Task prompt = Report how many lines contain "Optimal". Give the number and nothing else.
══ Information shown ══
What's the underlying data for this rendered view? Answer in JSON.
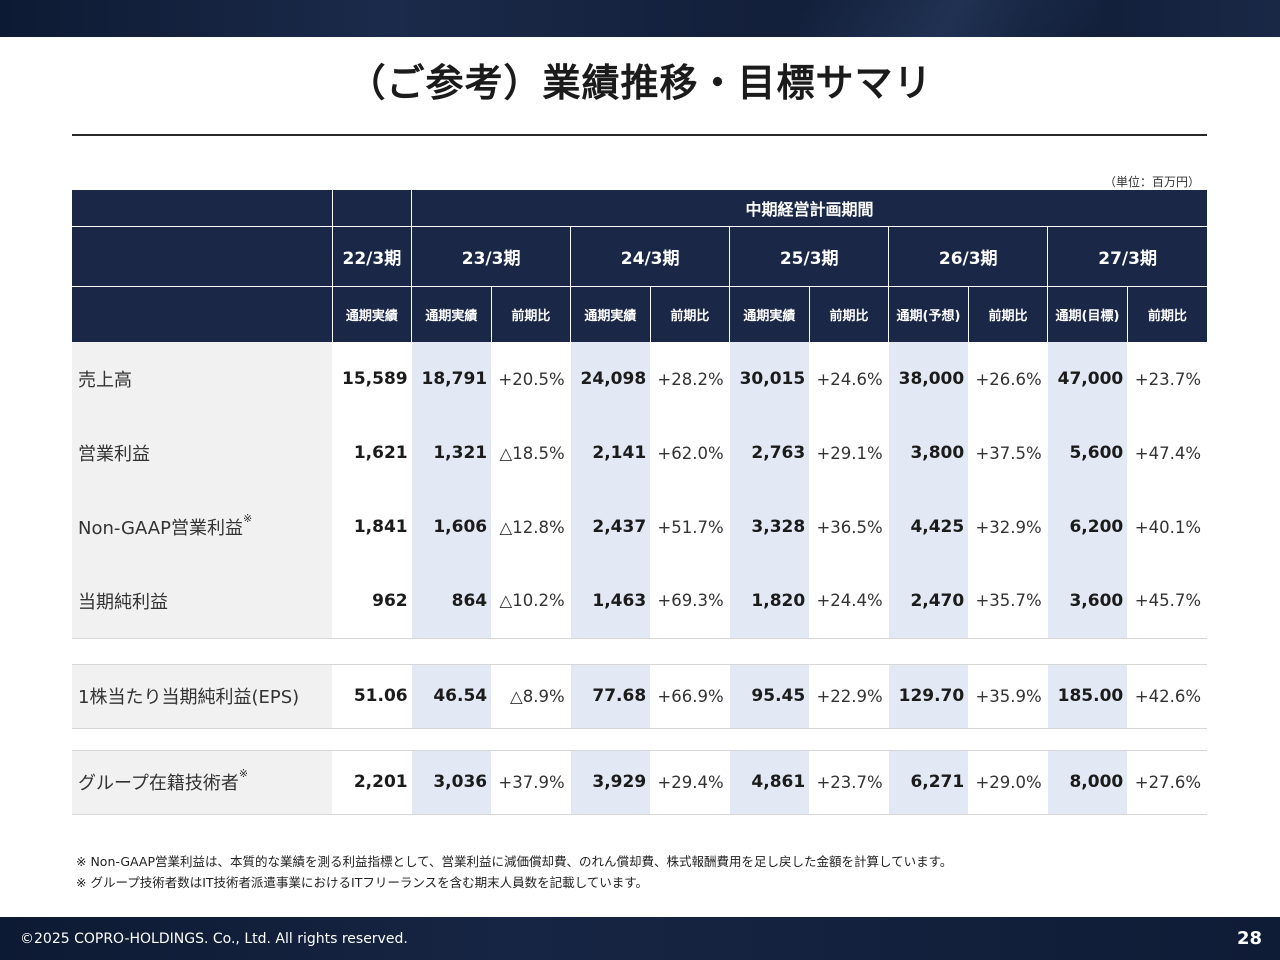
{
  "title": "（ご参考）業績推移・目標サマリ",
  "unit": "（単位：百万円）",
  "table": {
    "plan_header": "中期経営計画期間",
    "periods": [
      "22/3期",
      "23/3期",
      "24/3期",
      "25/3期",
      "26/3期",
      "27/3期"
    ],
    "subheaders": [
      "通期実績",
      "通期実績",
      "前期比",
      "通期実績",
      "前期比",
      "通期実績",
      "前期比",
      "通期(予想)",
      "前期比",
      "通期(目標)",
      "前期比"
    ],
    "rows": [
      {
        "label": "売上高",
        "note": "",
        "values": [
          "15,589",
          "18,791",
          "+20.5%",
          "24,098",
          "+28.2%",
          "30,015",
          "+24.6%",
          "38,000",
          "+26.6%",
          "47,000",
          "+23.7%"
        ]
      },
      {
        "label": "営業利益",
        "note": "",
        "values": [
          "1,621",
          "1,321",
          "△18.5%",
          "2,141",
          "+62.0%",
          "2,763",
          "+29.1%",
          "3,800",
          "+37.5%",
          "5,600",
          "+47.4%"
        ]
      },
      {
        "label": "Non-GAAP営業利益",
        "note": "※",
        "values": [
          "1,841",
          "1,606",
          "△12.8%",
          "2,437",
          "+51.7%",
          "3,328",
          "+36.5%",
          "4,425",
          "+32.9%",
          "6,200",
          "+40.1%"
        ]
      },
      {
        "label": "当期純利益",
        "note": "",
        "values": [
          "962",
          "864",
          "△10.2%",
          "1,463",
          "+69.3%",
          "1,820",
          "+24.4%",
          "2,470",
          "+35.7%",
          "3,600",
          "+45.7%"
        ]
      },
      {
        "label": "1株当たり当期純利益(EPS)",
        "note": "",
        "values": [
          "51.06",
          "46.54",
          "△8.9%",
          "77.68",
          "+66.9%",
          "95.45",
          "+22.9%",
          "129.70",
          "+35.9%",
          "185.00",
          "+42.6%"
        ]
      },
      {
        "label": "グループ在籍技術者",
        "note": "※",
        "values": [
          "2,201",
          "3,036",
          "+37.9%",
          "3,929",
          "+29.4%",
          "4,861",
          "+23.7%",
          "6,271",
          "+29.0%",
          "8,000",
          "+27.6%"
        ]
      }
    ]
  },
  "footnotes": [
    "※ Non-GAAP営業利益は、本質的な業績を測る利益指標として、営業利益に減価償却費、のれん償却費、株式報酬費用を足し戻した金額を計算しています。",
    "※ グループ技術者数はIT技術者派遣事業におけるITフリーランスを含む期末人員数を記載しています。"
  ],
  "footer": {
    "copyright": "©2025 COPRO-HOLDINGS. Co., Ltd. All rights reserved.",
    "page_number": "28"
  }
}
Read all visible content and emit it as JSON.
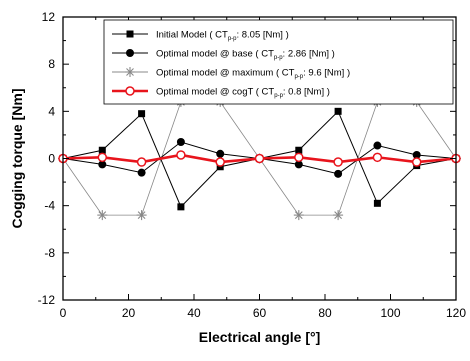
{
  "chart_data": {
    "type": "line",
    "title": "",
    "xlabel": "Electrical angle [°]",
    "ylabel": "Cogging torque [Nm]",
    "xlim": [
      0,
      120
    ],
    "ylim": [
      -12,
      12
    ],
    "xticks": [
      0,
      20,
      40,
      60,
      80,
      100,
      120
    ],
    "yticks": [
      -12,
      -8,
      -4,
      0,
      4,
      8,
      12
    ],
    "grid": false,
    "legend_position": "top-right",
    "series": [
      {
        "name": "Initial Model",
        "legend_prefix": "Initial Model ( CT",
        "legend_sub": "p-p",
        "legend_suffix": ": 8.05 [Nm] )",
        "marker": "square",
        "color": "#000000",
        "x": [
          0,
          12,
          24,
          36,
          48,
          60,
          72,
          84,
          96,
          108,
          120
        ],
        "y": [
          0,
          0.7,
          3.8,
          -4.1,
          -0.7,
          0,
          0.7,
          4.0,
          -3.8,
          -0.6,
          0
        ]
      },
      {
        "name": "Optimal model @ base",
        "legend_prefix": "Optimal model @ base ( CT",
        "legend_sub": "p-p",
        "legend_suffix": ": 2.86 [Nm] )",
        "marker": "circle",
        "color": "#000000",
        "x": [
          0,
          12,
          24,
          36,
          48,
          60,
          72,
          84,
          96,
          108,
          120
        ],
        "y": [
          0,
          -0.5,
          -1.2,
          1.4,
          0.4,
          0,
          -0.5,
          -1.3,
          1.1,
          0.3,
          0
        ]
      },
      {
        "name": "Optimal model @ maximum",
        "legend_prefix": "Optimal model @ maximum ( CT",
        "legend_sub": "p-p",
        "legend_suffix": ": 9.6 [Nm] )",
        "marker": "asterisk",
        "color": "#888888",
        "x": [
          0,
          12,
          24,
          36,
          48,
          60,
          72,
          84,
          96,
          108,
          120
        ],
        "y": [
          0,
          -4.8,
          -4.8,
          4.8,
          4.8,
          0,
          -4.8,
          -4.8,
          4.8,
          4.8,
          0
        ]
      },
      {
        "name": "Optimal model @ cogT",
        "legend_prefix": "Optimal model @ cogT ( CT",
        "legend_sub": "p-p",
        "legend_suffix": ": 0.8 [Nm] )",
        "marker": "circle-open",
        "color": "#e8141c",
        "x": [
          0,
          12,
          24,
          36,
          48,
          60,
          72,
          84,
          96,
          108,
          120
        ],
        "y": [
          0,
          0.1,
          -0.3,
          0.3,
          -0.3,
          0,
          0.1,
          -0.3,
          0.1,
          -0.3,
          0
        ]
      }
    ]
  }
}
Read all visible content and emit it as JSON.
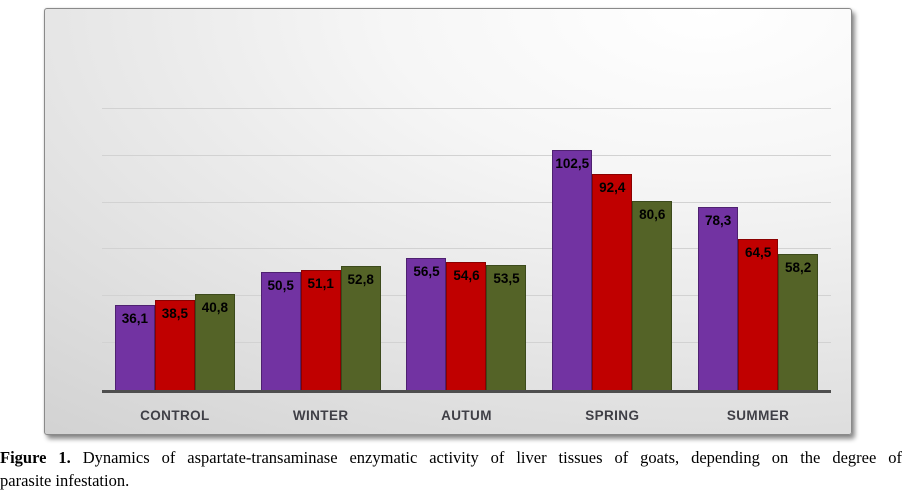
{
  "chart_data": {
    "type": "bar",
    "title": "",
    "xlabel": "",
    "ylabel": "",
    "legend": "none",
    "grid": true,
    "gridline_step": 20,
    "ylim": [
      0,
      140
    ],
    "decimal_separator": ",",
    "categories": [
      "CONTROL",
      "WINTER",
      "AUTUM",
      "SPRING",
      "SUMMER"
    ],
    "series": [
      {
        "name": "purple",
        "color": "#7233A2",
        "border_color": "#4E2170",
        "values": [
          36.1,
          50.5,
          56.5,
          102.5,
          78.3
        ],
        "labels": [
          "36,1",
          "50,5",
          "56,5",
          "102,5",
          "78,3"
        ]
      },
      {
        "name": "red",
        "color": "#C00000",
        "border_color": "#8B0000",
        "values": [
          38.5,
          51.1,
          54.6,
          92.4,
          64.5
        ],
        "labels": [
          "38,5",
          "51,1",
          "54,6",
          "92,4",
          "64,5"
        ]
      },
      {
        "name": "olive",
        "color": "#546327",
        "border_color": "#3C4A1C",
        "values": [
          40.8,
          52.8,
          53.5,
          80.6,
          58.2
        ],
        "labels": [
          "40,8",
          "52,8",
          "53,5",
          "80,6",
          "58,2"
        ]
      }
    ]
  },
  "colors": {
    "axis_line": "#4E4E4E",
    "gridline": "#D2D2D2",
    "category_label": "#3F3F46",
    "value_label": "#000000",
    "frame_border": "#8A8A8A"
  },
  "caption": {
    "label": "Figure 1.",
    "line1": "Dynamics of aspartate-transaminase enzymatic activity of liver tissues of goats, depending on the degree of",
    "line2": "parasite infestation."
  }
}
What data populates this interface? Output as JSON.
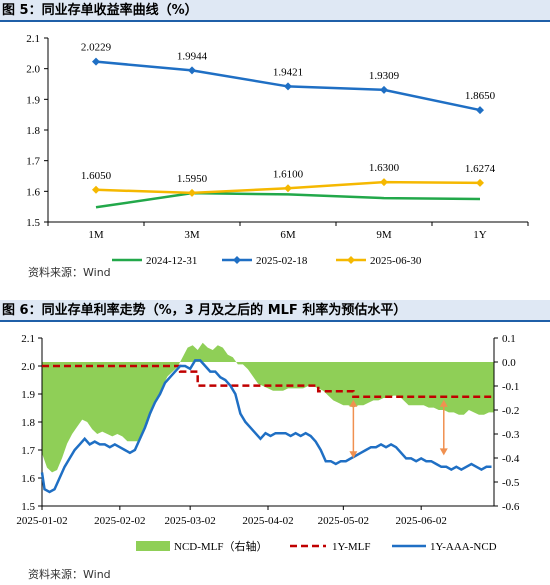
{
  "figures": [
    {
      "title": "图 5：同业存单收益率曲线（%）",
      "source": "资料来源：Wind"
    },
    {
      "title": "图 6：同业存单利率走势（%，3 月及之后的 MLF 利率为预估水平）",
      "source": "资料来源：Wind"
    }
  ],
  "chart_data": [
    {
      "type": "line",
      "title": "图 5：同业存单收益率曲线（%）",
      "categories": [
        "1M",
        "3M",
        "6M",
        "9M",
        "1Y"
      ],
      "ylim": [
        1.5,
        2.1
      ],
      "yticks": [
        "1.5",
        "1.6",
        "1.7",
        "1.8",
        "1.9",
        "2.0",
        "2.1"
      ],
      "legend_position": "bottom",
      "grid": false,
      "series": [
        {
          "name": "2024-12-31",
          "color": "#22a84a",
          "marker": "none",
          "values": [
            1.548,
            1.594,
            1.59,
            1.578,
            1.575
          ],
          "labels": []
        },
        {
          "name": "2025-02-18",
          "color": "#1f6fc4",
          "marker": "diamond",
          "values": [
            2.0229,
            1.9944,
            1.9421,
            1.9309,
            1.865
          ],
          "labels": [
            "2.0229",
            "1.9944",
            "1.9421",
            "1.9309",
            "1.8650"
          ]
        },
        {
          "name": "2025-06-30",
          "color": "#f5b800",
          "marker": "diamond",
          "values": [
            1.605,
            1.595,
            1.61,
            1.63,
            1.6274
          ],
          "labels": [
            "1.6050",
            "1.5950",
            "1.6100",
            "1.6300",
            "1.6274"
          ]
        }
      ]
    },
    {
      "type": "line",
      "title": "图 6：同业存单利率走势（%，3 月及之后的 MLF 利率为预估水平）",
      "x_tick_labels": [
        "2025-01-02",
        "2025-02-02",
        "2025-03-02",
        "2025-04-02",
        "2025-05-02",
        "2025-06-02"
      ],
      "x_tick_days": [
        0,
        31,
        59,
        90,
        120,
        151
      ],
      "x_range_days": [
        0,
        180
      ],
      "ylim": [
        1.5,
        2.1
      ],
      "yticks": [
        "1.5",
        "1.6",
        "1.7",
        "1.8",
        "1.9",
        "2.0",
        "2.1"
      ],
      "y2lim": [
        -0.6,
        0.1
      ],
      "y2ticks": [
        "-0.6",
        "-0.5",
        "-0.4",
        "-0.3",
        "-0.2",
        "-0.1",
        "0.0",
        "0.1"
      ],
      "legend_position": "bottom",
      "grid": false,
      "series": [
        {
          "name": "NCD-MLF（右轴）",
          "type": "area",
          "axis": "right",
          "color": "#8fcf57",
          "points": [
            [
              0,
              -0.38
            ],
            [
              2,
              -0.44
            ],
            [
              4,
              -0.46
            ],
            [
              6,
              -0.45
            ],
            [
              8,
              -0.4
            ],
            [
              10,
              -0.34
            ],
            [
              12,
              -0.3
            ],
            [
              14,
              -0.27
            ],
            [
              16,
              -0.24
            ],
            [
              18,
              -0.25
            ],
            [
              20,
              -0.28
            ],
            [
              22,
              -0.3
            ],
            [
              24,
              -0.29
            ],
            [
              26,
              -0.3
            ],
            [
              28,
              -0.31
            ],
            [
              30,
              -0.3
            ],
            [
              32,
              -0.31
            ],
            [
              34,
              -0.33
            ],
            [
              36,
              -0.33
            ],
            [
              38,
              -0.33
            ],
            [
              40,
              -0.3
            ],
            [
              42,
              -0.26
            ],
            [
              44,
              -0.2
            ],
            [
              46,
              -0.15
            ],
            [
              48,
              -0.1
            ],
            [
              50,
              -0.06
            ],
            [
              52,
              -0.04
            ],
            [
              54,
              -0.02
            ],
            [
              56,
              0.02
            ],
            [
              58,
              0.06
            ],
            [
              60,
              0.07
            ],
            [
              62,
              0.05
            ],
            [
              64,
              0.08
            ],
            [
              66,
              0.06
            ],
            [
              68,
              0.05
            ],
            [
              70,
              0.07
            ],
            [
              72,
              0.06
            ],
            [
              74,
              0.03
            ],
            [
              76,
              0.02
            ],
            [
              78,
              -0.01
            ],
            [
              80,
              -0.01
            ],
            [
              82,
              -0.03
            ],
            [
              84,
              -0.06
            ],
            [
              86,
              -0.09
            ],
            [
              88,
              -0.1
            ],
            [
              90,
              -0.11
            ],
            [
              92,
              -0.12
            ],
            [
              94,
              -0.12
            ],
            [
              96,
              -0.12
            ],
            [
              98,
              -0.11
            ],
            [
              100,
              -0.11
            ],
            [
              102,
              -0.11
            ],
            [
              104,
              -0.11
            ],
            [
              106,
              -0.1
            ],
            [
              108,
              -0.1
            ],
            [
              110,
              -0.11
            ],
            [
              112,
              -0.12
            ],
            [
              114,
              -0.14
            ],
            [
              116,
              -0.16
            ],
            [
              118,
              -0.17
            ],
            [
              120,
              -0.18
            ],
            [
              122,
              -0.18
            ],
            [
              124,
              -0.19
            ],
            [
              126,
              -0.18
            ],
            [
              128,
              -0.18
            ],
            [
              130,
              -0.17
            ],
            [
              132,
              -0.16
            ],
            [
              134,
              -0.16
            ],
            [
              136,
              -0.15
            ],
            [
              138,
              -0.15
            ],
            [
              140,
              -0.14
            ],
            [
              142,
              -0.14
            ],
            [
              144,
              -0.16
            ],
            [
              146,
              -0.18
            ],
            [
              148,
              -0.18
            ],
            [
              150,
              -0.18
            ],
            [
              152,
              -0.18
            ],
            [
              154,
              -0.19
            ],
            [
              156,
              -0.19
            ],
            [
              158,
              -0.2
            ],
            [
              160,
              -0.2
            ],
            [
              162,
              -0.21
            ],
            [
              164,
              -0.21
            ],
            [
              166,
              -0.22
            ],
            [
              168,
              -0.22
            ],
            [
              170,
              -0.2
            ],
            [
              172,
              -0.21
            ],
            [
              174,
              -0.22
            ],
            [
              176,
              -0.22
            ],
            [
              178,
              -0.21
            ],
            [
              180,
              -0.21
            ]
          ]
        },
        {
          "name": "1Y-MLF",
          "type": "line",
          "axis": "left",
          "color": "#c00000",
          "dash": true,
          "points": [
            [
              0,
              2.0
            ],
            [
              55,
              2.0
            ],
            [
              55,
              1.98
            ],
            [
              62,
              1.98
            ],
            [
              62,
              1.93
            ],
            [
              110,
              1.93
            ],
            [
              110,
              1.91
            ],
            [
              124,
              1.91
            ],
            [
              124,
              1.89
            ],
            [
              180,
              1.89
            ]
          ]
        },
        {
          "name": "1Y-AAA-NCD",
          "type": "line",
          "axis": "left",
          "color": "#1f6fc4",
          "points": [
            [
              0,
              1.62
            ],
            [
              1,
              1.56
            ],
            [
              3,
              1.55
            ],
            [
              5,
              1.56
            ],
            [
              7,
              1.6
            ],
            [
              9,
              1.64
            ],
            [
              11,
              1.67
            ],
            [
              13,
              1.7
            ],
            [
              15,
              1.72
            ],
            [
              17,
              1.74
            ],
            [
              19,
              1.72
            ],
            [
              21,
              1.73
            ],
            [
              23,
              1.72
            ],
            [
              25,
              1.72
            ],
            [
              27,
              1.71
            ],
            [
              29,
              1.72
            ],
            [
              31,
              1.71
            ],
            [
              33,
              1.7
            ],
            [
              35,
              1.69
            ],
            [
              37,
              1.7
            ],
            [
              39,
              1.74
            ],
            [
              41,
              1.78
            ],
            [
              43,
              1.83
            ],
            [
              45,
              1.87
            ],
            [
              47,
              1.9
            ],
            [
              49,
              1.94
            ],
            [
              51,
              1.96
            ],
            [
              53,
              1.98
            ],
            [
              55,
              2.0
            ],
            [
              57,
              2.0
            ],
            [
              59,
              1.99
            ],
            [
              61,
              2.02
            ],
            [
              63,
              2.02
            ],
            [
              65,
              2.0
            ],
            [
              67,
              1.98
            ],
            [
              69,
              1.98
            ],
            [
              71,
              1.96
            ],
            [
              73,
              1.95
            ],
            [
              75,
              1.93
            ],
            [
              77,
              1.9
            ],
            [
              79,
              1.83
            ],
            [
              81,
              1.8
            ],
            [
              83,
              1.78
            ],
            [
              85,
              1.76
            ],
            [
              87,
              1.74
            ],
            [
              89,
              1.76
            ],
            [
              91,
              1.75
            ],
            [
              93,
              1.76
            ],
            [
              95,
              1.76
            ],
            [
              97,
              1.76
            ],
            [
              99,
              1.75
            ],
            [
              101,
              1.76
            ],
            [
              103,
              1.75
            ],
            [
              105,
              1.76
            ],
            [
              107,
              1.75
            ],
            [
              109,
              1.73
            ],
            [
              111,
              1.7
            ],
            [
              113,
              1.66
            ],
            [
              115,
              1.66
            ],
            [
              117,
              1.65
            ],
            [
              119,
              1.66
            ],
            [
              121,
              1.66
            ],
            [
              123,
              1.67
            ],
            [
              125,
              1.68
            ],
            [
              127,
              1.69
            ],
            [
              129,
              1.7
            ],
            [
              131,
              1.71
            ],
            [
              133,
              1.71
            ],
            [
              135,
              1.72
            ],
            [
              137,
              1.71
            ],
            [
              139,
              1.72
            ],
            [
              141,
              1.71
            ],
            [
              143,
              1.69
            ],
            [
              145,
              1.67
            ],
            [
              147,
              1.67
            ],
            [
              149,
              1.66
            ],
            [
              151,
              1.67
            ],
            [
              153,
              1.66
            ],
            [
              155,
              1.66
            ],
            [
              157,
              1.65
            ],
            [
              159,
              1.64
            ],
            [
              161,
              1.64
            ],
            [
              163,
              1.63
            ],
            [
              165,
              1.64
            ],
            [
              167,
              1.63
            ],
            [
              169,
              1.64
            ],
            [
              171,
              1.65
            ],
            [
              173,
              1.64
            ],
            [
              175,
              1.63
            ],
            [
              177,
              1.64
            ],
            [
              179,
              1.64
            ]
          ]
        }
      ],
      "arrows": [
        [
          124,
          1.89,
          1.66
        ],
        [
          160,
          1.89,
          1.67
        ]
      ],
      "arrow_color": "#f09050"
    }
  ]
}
═══
Final result = 6